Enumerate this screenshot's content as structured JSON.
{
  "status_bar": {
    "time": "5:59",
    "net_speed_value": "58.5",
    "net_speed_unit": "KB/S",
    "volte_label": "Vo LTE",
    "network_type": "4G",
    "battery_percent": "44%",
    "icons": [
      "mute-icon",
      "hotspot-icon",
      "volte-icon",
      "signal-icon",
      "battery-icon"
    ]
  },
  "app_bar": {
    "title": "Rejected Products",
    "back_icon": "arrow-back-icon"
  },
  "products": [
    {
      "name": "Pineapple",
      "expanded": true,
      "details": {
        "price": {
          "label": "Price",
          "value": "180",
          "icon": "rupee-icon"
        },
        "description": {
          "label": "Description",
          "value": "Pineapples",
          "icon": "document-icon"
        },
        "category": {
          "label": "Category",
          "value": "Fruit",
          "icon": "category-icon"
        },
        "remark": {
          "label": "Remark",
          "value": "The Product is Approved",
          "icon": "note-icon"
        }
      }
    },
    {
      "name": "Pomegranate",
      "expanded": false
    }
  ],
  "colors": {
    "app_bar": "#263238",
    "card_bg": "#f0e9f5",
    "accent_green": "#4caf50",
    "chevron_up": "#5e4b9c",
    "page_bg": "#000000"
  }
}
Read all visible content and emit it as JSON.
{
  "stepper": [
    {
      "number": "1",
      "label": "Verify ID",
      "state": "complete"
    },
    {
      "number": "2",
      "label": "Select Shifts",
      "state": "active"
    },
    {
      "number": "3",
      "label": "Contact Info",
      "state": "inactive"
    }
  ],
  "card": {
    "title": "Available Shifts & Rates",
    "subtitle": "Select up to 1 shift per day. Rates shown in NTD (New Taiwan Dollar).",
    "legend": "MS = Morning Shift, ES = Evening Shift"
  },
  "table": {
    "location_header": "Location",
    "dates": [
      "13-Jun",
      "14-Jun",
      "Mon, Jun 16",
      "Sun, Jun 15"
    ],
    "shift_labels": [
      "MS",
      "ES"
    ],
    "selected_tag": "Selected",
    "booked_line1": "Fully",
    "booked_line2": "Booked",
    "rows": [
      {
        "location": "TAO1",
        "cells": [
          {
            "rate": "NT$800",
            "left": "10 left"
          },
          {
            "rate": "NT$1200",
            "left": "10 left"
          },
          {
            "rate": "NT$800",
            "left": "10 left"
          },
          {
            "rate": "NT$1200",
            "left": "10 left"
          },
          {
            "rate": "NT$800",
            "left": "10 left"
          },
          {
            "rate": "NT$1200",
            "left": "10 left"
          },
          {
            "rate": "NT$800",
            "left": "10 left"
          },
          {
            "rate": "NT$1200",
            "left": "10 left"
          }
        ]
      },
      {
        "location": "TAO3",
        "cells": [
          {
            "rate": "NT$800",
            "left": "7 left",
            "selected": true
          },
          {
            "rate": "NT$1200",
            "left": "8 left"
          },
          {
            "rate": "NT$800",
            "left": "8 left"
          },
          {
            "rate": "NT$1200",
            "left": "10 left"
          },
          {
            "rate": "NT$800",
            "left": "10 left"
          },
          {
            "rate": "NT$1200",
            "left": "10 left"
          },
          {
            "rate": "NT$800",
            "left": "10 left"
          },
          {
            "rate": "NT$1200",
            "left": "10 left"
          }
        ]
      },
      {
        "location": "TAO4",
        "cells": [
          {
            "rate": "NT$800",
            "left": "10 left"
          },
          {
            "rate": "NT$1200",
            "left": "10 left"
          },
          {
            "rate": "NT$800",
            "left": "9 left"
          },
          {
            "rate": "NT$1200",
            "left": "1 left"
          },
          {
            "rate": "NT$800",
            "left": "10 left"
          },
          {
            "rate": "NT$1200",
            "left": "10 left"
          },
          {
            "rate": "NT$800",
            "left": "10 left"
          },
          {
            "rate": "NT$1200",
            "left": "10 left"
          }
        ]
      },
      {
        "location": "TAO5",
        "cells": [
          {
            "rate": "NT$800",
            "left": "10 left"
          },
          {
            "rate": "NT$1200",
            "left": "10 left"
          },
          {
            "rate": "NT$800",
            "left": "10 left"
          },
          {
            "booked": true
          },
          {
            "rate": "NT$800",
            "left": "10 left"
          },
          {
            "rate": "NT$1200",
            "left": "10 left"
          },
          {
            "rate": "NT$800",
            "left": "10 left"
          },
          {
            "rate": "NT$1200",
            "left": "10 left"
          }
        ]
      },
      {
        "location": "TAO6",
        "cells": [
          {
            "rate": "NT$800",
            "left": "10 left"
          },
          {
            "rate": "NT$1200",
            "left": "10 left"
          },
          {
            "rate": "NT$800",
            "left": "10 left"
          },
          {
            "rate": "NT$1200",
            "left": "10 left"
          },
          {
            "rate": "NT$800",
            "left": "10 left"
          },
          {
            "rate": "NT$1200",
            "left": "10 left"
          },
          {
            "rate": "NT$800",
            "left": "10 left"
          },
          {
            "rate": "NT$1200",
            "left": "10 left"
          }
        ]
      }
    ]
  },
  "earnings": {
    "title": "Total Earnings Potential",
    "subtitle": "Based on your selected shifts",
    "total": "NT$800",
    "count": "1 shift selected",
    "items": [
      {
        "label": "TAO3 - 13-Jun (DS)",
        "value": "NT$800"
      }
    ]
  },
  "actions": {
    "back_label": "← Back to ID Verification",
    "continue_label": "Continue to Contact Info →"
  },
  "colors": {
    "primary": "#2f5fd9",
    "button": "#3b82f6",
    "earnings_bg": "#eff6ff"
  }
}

======

## [JOB]
Transcribe the material above word for word.

## [REPLY TO THE EXERCISE]
Enumerate this screenshot's content as structured JSON.
{
  "status_bar": {
    "time": "5:59",
    "net_speed_value": "58.5",
    "net_speed_unit": "KB/S",
    "volte_label": "Vo LTE",
    "network_type": "4G",
    "battery_percent": "44%",
    "icons": [
      "mute-icon",
      "hotspot-icon",
      "volte-icon",
      "signal-icon",
      "battery-icon"
    ]
  },
  "app_bar": {
    "title": "Rejected Products",
    "back_icon": "arrow-back-icon"
  },
  "products": [
    {
      "name": "Pineapple",
      "expanded": true,
      "details": {
        "price": {
          "label": "Price",
          "value": "180",
          "icon": "rupee-icon"
        },
        "description": {
          "label": "Description",
          "value": "Pineapples",
          "icon": "document-icon"
        },
        "category": {
          "label": "Category",
          "value": "Fruit",
          "icon": "category-icon"
        },
        "remark": {
          "label": "Remark",
          "value": "The Product is Approved",
          "icon": "note-icon"
        }
      }
    },
    {
      "name": "Pomegranate",
      "expanded": false
    }
  ],
  "colors": {
    "app_bar": "#263238",
    "card_bg": "#f0e9f5",
    "accent_green": "#4caf50",
    "chevron_up": "#5e4b9c",
    "page_bg": "#000000"
  }
}
Read all visible content and emit it as JSON.
{
  "stepper": [
    {
      "number": "1",
      "label": "Verify ID",
      "state": "complete"
    },
    {
      "number": "2",
      "label": "Select Shifts",
      "state": "active"
    },
    {
      "number": "3",
      "label": "Contact Info",
      "state": "inactive"
    }
  ],
  "card": {
    "title": "Available Shifts & Rates",
    "subtitle": "Select up to 1 shift per day. Rates shown in NTD (New Taiwan Dollar).",
    "legend": "MS = Morning Shift, ES = Evening Shift"
  },
  "table": {
    "location_header": "Location",
    "dates": [
      "13-Jun",
      "14-Jun",
      "Mon, Jun 16",
      "Sun, Jun 15"
    ],
    "shift_labels": [
      "MS",
      "ES"
    ],
    "selected_tag": "Selected",
    "booked_line1": "Fully",
    "booked_line2": "Booked",
    "rows": [
      {
        "location": "TAO1",
        "cells": [
          {
            "rate": "NT$800",
            "left": "10 left"
          },
          {
            "rate": "NT$1200",
            "left": "10 left"
          },
          {
            "rate": "NT$800",
            "left": "10 left"
          },
          {
            "rate": "NT$1200",
            "left": "10 left"
          },
          {
            "rate": "NT$800",
            "left": "10 left"
          },
          {
            "rate": "NT$1200",
            "left": "10 left"
          },
          {
            "rate": "NT$800",
            "left": "10 left"
          },
          {
            "rate": "NT$1200",
            "left": "10 left"
          }
        ]
      },
      {
        "location": "TAO3",
        "cells": [
          {
            "rate": "NT$800",
            "left": "7 left",
            "selected": true
          },
          {
            "rate": "NT$1200",
            "left": "8 left"
          },
          {
            "rate": "NT$800",
            "left": "8 left"
          },
          {
            "rate": "NT$1200",
            "left": "10 left"
          },
          {
            "rate": "NT$800",
            "left": "10 left"
          },
          {
            "rate": "NT$1200",
            "left": "10 left"
          },
          {
            "rate": "NT$800",
            "left": "10 left"
          },
          {
            "rate": "NT$1200",
            "left": "10 left"
          }
        ]
      },
      {
        "location": "TAO4",
        "cells": [
          {
            "rate": "NT$800",
            "left": "10 left"
          },
          {
            "rate": "NT$1200",
            "left": "10 left"
          },
          {
            "rate": "NT$800",
            "left": "9 left"
          },
          {
            "rate": "NT$1200",
            "left": "1 left"
          },
          {
            "rate": "NT$800",
            "left": "10 left"
          },
          {
            "rate": "NT$1200",
            "left": "10 left"
          },
          {
            "rate": "NT$800",
            "left": "10 left"
          },
          {
            "rate": "NT$1200",
            "left": "10 left"
          }
        ]
      },
      {
        "location": "TAO5",
        "cells": [
          {
            "rate": "NT$800",
            "left": "10 left"
          },
          {
            "rate": "NT$1200",
            "left": "10 left"
          },
          {
            "rate": "NT$800",
            "left": "10 left"
          },
          {
            "booked": true
          },
          {
            "rate": "NT$800",
            "left": "10 left"
          },
          {
            "rate": "NT$1200",
            "left": "10 left"
          },
          {
            "rate": "NT$800",
            "left": "10 left"
          },
          {
            "rate": "NT$1200",
            "left": "10 left"
          }
        ]
      },
      {
        "location": "TAO6",
        "cells": [
          {
            "rate": "NT$800",
            "left": "10 left"
          },
          {
            "rate": "NT$1200",
            "left": "10 left"
          },
          {
            "rate": "NT$800",
            "left": "10 left"
          },
          {
            "rate": "NT$1200",
            "left": "10 left"
          },
          {
            "rate": "NT$800",
            "left": "10 left"
          },
          {
            "rate": "NT$1200",
            "left": "10 left"
          },
          {
            "rate": "NT$800",
            "left": "10 left"
          },
          {
            "rate": "NT$1200",
            "left": "10 left"
          }
        ]
      }
    ]
  },
  "earnings": {
    "title": "Total Earnings Potential",
    "subtitle": "Based on your selected shifts",
    "total": "NT$800",
    "count": "1 shift selected",
    "items": [
      {
        "label": "TAO3 - 13-Jun (DS)",
        "value": "NT$800"
      }
    ]
  },
  "actions": {
    "back_label": "← Back to ID Verification",
    "continue_label": "Continue to Contact Info →"
  },
  "colors": {
    "primary": "#2f5fd9",
    "button": "#3b82f6",
    "earnings_bg": "#eff6ff"
  }
}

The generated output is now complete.